◆ DO THIS ◆
Every line of the material below should be repeated exactly.

================

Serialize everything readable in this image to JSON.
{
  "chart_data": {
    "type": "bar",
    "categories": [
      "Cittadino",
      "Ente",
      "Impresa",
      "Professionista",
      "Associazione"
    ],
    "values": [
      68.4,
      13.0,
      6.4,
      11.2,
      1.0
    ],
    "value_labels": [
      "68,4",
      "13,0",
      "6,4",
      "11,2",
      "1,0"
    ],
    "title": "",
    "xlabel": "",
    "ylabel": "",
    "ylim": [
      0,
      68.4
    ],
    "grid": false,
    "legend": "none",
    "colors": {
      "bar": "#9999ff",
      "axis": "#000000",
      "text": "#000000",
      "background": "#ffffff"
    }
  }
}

================

◆ RESPONSE BELOW ◆
Serialize everything readable in this image to JSON.
{
  "chart_data": {
    "type": "bar",
    "categories": [
      "Cittadino",
      "Ente",
      "Impresa",
      "Professionista",
      "Associazione"
    ],
    "values": [
      68.4,
      13.0,
      6.4,
      11.2,
      1.0
    ],
    "value_labels": [
      "68,4",
      "13,0",
      "6,4",
      "11,2",
      "1,0"
    ],
    "title": "",
    "xlabel": "",
    "ylabel": "",
    "ylim": [
      0,
      68.4
    ],
    "grid": false,
    "legend": "none",
    "colors": {
      "bar": "#9999ff",
      "axis": "#000000",
      "text": "#000000",
      "background": "#ffffff"
    }
  }
}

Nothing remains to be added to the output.